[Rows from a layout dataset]

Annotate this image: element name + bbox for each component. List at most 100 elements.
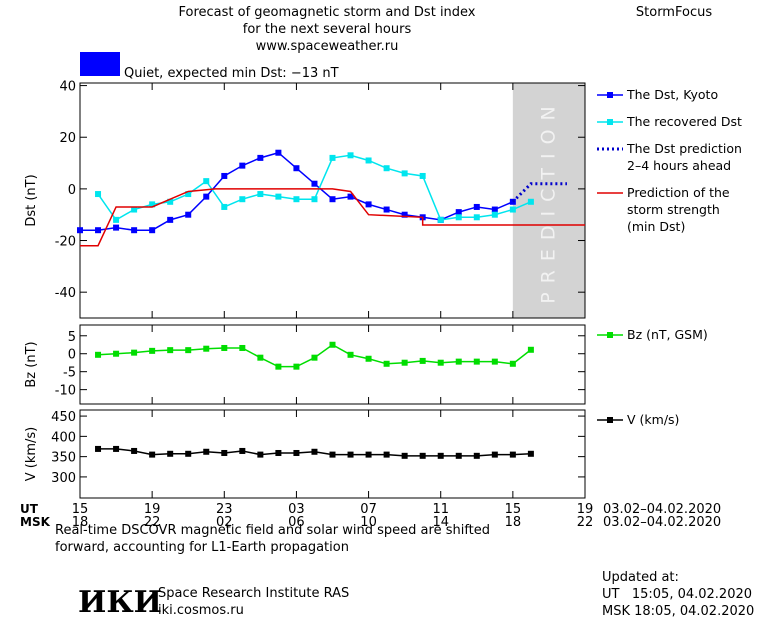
data-point	[311, 354, 318, 361]
data-point	[311, 180, 318, 187]
data-point	[167, 347, 174, 354]
data-point	[311, 448, 318, 455]
data-point	[347, 152, 354, 159]
data-point	[293, 449, 300, 456]
data-point	[329, 451, 336, 458]
y-tick-label: -10	[55, 384, 76, 399]
data-point	[401, 170, 408, 177]
institute-name: Space Research Institute RAS	[158, 586, 349, 601]
data-point	[401, 452, 408, 459]
data-point	[455, 358, 462, 365]
data-point	[203, 193, 210, 200]
data-point	[419, 452, 426, 459]
x-tick-label-msk: 10	[360, 515, 377, 530]
data-point	[257, 354, 264, 361]
y-tick-label: 5	[68, 330, 76, 345]
data-point	[203, 345, 210, 352]
legend-label: Bz (nT, GSM)	[627, 327, 708, 342]
x-tick-label: 19	[577, 502, 594, 517]
updated-label: Updated at:	[602, 570, 679, 585]
x-row-label: UT	[20, 502, 39, 516]
data-point	[95, 445, 102, 452]
data-point	[203, 448, 210, 455]
x-tick-label-msk: 14	[432, 515, 449, 530]
legend-label: Prediction of the storm strength (min Ds…	[627, 185, 730, 234]
data-point	[275, 149, 282, 156]
x-tick-label: 15	[72, 502, 89, 517]
data-point	[365, 157, 372, 164]
data-point	[257, 191, 264, 198]
y-tick-label: -20	[55, 235, 76, 250]
data-point	[347, 193, 354, 200]
y-tick-label: -40	[55, 286, 76, 301]
data-point	[347, 451, 354, 458]
data-point	[239, 196, 246, 203]
y-tick-label: 400	[51, 430, 76, 445]
updated-line: UT 15:05, 04.02.2020	[602, 587, 752, 602]
data-point	[473, 452, 480, 459]
plot-frame	[79, 409, 586, 499]
legend-label: The Dst, Kyoto	[627, 87, 719, 102]
data-point	[491, 358, 498, 365]
legend-label: V (km/s)	[627, 412, 680, 427]
data-point	[149, 347, 156, 354]
data-point	[437, 452, 444, 459]
data-point	[383, 451, 390, 458]
data-point	[275, 449, 282, 456]
data-point	[113, 445, 120, 452]
data-point	[383, 206, 390, 213]
data-point	[383, 360, 390, 367]
data-point	[311, 196, 318, 203]
x-tick-label: 07	[360, 502, 377, 517]
data-point	[491, 451, 498, 458]
data-point	[455, 209, 462, 216]
data-point	[113, 224, 120, 231]
data-point	[365, 355, 372, 362]
data-point	[383, 165, 390, 172]
date-range: 03.02–04.02.2020	[603, 502, 721, 517]
data-point	[491, 211, 498, 218]
data-point	[257, 451, 264, 458]
x-tick-label: 03	[288, 502, 305, 517]
data-point	[113, 216, 120, 223]
y-tick-label: 40	[59, 80, 76, 95]
data-point	[509, 451, 516, 458]
data-point	[185, 191, 192, 198]
data-point	[473, 358, 480, 365]
data-point	[149, 201, 156, 208]
legend-marker	[607, 92, 613, 98]
data-point	[185, 347, 192, 354]
data-point	[437, 216, 444, 223]
legend-marker	[607, 332, 613, 338]
date-range: 03.02–04.02.2020	[603, 515, 721, 530]
y-tick-label: 20	[59, 131, 76, 146]
data-point	[527, 450, 534, 457]
y-tick-label: 0	[68, 348, 76, 363]
data-point	[293, 363, 300, 370]
logo: ИКИ	[78, 585, 162, 620]
x-tick-label-msk: 22	[577, 515, 594, 530]
data-point	[473, 214, 480, 221]
x-row-label: MSK	[20, 515, 51, 529]
data-point	[401, 211, 408, 218]
y-tick-label: 450	[51, 410, 76, 425]
title-line: Forecast of geomagnetic storm and Dst in…	[178, 5, 475, 20]
data-point	[167, 450, 174, 457]
data-point	[347, 351, 354, 358]
data-point	[239, 447, 246, 454]
x-tick-label: 15	[505, 502, 522, 517]
data-point	[95, 227, 102, 234]
data-point	[221, 203, 228, 210]
data-point	[473, 203, 480, 210]
data-point	[239, 344, 246, 351]
data-point	[455, 452, 462, 459]
data-point	[527, 346, 534, 353]
data-point	[527, 198, 534, 205]
y-axis-label: V (km/s)	[24, 427, 39, 482]
data-point	[167, 216, 174, 223]
legend-label: The recovered Dst	[627, 114, 742, 129]
data-point	[329, 341, 336, 348]
data-point	[293, 196, 300, 203]
data-point	[401, 359, 408, 366]
x-tick-label: 19	[144, 502, 161, 517]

## INSTRUCTIONS FOR THE TASK
Copy out the lines of the items verbatim, starting at the line that contains "354, 318, 361]" and ending after the line that contains "institute-name: Space Research".

## WRITTEN RESPONSE
data-point	[311, 354, 318, 361]
data-point	[311, 180, 318, 187]
data-point	[167, 347, 174, 354]
data-point	[311, 448, 318, 455]
data-point	[347, 152, 354, 159]
data-point	[293, 449, 300, 456]
data-point	[329, 451, 336, 458]
y-tick-label: -10	[55, 384, 76, 399]
data-point	[401, 170, 408, 177]
institute-name: Space Research Institute RAS	[158, 586, 349, 601]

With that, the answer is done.